__WORK REQUEST A__. Revise the labor history text from "Although workers saw" down to "air traffic controllers.", putting "economic growth" in place of "economic expansion".
__WORK REQUEST B__. According to the labor history text, which union president led a witch-hunting campaign against socialists in the unions after World War II?
__WORK REQUEST C__. Translate this sentence from the labor history text into Spanish: "The building of new organizations to defend workers is an urgent necessity."

__EXERCISE TEXT__.

----------------------------------------

In large measure, those who led the militant struggles of the 1930s, including the sit-down strikes at GM’s plants in Flint that established the UAW as a mass industrial union, were socialists and militants who were influenced by socialists. Many of the most steadfast fighters who pioneered the founding of the UAW saw the industrial organization of the working class as a first step in the political organization of workers.

The Trotskyist movement in the US called for the newly formed Congress of Industrial Organizations (CIO) to break from Roosevelt and the Democratic Party and establish a labor party based on a socialist program. It insisted that the upsurge of the working class would either take an independent political form, or it would be driven back and demoralized.

Tragically, the American labor movement followed the latter path, with the CIO leaders maintaining their alliance with the Democratic Party and opposing the building of a labor party. In the aftermath of World War II, union leaders like UAW President Walter Reuther led a witch-hunting campaign against socialists in the unions and consolidated their control based on anti-communism, support for the Cold War foreign policy of the US government, and subordination of the working class to the political parties of big business. (For an historical account of this process, see: “The split in the AFL-CIO”.)

Although workers saw their living standards rise during the post-war period of economic expansion and relative class compromise, these gains were achieved at the expense of the political consciousness and organization of the working class. As a result, the working class was unprepared for the crisis of American and world capitalism that erupted in the 1970s, when Corporate America, reacting to the declining rate of profit and increased international competition, began shifting production to low-wage regions and launched a full-scale assault on the jobs and living standards of the American working class, beginning with Reagan’s firing in 1981 of the PATCO air traffic controllers.

The process of capitalist globalization fatally undermined the unions, which were rooted in the national labor market. From organizations that pressured the employers, the unions were transformed into organizations that pressured workers for concessions in order to attract investment. This opened the way for the integration of the unions into the structure of corporate management that took place in the 1980s and 1990s.

The building of new organizations to defend workers is an urgent necessity. If workers are not going to be betrayed again, however, they must make a serious examination of the historical experiences of the working class, not only in the US but internationally, and build a movement based on a new political perspective of internationalism and the fight for social equality.

In the first place, the working class must make a decisive break with the Democratic Party. The great tragedy of the labor movement has been its failure to free itself from the political dominance of this capitalist party—the political graveyard of all the aspirations and struggles of the working class.

----------------------------------------

Page segmentation data
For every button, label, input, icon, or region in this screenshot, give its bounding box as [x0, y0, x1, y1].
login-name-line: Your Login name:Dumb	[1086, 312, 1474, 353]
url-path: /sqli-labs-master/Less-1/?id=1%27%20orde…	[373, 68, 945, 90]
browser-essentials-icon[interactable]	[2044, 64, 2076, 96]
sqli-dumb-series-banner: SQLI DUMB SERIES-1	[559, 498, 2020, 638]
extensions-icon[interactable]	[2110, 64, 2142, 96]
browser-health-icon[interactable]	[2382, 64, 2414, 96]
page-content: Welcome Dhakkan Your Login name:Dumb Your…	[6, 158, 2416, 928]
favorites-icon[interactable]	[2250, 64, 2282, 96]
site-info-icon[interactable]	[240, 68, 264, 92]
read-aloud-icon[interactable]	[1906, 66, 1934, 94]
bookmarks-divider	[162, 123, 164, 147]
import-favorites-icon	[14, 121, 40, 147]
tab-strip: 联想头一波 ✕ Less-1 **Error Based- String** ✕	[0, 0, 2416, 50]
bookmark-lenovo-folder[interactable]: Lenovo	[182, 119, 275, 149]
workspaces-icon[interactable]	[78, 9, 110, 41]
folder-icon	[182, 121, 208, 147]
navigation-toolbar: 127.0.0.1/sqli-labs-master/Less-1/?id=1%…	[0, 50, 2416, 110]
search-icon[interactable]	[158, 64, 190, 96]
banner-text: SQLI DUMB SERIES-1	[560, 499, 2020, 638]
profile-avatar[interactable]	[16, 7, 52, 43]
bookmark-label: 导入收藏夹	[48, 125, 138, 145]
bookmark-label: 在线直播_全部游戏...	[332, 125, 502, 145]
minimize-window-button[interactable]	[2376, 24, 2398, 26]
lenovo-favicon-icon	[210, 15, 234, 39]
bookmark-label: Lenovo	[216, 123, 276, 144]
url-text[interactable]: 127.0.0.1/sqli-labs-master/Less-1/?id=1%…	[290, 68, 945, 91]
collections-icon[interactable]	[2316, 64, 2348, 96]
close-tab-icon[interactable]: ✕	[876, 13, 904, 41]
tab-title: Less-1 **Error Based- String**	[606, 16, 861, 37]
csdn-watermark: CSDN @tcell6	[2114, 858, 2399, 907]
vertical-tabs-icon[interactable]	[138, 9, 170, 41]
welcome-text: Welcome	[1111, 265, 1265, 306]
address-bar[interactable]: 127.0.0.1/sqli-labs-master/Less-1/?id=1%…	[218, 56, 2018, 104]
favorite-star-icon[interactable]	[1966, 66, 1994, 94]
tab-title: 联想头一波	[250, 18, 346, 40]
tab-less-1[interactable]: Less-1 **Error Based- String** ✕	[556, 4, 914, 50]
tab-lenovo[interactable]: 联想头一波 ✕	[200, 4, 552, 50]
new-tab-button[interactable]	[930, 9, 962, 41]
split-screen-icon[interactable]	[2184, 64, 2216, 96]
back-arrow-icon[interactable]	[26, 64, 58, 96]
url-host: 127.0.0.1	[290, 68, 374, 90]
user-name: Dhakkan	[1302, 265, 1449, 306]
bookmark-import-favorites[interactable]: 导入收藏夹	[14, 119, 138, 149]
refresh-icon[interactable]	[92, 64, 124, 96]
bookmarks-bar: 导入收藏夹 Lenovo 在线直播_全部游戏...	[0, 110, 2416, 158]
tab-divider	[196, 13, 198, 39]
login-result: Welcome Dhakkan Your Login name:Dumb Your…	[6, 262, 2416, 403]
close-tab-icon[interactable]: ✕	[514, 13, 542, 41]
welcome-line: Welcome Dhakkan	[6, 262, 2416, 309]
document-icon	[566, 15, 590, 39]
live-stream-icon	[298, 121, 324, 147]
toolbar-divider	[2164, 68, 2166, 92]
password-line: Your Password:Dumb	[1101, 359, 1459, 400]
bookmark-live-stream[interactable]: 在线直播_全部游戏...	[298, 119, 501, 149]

----------------------------------------

__EXPECTED OUTPUT A__.
Although workers saw their living standards rise during the post-war period of economic growth and relative class compromise, these gains were achieved at the expense of the political consciousness and organization of the working class. As a result, the working class was unprepared for the crisis of American and world capitalism that erupted in the 1970s, when Corporate America, reacting to the declining rate of profit and increased international competition, began shifting production to low-wage regions and launched a full-scale assault on the jobs and living standards of the American working class, beginning with Reagan’s firing in 1981 of the PATCO air traffic controllers.

__EXPECTED OUTPUT B__. UAW President Walter Reuther.

__EXPECTED OUTPUT C__. La construcción de nuevas organizaciones para defender a los trabajadores es una necesidad urgente.